Supplied material:
★ ★ ★ ★ ★ ★ ★
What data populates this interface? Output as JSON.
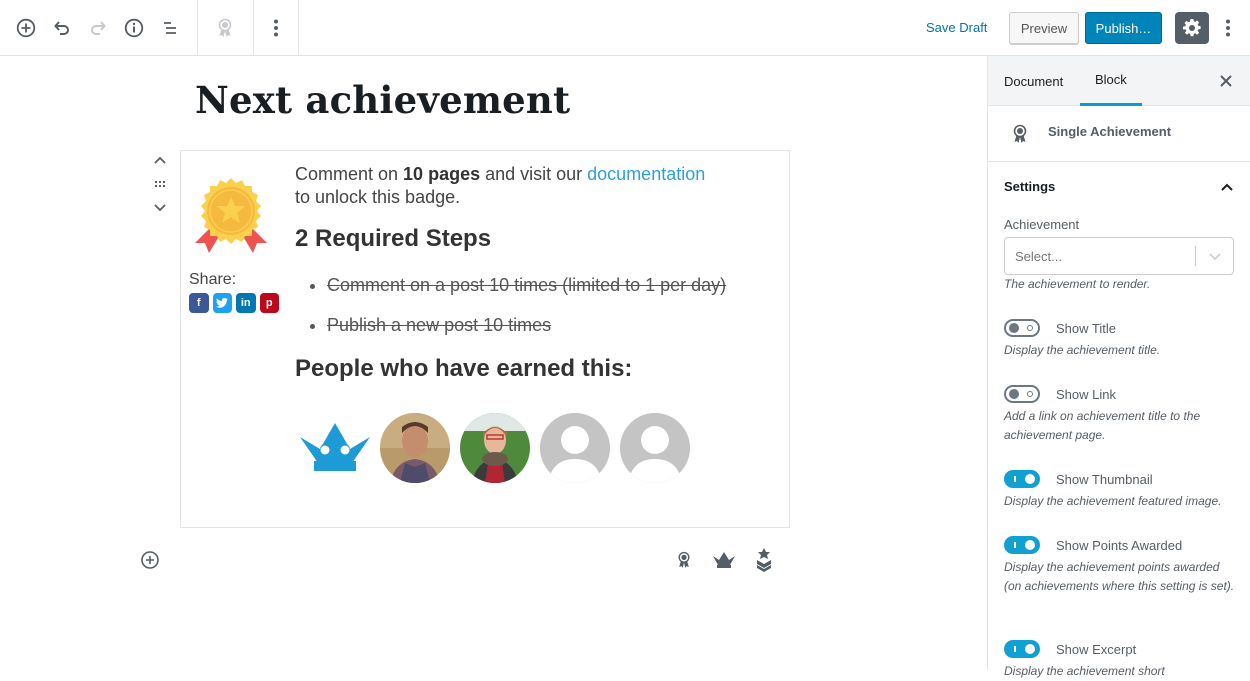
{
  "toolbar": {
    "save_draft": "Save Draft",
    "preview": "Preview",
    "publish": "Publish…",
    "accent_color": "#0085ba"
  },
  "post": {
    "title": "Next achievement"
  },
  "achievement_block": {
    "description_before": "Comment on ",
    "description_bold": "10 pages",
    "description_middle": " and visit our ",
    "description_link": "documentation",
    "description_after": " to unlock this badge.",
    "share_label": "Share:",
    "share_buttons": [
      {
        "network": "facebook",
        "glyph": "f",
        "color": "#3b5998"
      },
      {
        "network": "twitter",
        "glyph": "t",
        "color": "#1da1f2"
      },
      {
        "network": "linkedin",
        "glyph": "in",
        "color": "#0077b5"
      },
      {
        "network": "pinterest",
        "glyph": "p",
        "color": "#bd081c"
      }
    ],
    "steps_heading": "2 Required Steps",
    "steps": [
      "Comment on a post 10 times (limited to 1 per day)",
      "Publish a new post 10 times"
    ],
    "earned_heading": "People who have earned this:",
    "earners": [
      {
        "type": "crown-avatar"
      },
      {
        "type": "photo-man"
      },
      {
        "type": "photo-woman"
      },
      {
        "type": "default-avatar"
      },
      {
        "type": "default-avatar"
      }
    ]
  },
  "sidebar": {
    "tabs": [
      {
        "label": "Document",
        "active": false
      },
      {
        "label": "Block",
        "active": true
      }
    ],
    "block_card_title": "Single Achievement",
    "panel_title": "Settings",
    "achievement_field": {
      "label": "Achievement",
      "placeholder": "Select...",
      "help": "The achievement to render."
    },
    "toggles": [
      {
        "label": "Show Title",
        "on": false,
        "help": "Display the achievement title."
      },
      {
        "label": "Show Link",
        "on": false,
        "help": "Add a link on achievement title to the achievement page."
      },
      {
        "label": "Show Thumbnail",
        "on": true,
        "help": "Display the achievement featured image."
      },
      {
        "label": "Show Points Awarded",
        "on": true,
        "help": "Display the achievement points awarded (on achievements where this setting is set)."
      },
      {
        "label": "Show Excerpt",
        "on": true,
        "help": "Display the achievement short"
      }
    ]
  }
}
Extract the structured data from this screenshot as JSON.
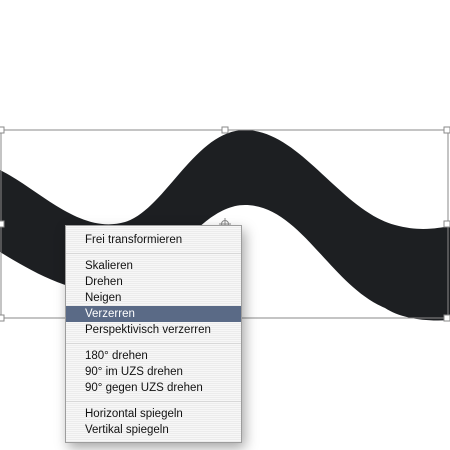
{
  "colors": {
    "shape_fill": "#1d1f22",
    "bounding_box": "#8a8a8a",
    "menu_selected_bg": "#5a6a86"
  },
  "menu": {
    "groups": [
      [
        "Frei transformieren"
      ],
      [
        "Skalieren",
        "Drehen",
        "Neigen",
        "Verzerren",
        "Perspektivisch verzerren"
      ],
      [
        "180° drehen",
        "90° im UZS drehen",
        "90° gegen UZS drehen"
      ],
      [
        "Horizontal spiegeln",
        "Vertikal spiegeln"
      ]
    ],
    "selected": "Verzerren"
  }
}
★ ★ ★ ★ ★ ★ ★
Aim: Omit the pictures. Output every record above word for word.

Correct answer:
What data populates this interface? Output as JSON.
{
  "toolbar": {
    "save_draft": "Save Draft",
    "preview": "Preview",
    "publish": "Publish…",
    "accent_color": "#0085ba"
  },
  "post": {
    "title": "Next achievement"
  },
  "achievement_block": {
    "description_before": "Comment on ",
    "description_bold": "10 pages",
    "description_middle": " and visit our ",
    "description_link": "documentation",
    "description_after": " to unlock this badge.",
    "share_label": "Share:",
    "share_buttons": [
      {
        "network": "facebook",
        "glyph": "f",
        "color": "#3b5998"
      },
      {
        "network": "twitter",
        "glyph": "t",
        "color": "#1da1f2"
      },
      {
        "network": "linkedin",
        "glyph": "in",
        "color": "#0077b5"
      },
      {
        "network": "pinterest",
        "glyph": "p",
        "color": "#bd081c"
      }
    ],
    "steps_heading": "2 Required Steps",
    "steps": [
      "Comment on a post 10 times (limited to 1 per day)",
      "Publish a new post 10 times"
    ],
    "earned_heading": "People who have earned this:",
    "earners": [
      {
        "type": "crown-avatar"
      },
      {
        "type": "photo-man"
      },
      {
        "type": "photo-woman"
      },
      {
        "type": "default-avatar"
      },
      {
        "type": "default-avatar"
      }
    ]
  },
  "sidebar": {
    "tabs": [
      {
        "label": "Document",
        "active": false
      },
      {
        "label": "Block",
        "active": true
      }
    ],
    "block_card_title": "Single Achievement",
    "panel_title": "Settings",
    "achievement_field": {
      "label": "Achievement",
      "placeholder": "Select...",
      "help": "The achievement to render."
    },
    "toggles": [
      {
        "label": "Show Title",
        "on": false,
        "help": "Display the achievement title."
      },
      {
        "label": "Show Link",
        "on": false,
        "help": "Add a link on achievement title to the achievement page."
      },
      {
        "label": "Show Thumbnail",
        "on": true,
        "help": "Display the achievement featured image."
      },
      {
        "label": "Show Points Awarded",
        "on": true,
        "help": "Display the achievement points awarded (on achievements where this setting is set)."
      },
      {
        "label": "Show Excerpt",
        "on": true,
        "help": "Display the achievement short"
      }
    ]
  }
}
Extract the structured data from this screenshot as JSON.
{
  "colors": {
    "shape_fill": "#1d1f22",
    "bounding_box": "#8a8a8a",
    "menu_selected_bg": "#5a6a86"
  },
  "menu": {
    "groups": [
      [
        "Frei transformieren"
      ],
      [
        "Skalieren",
        "Drehen",
        "Neigen",
        "Verzerren",
        "Perspektivisch verzerren"
      ],
      [
        "180° drehen",
        "90° im UZS drehen",
        "90° gegen UZS drehen"
      ],
      [
        "Horizontal spiegeln",
        "Vertikal spiegeln"
      ]
    ],
    "selected": "Verzerren"
  }
}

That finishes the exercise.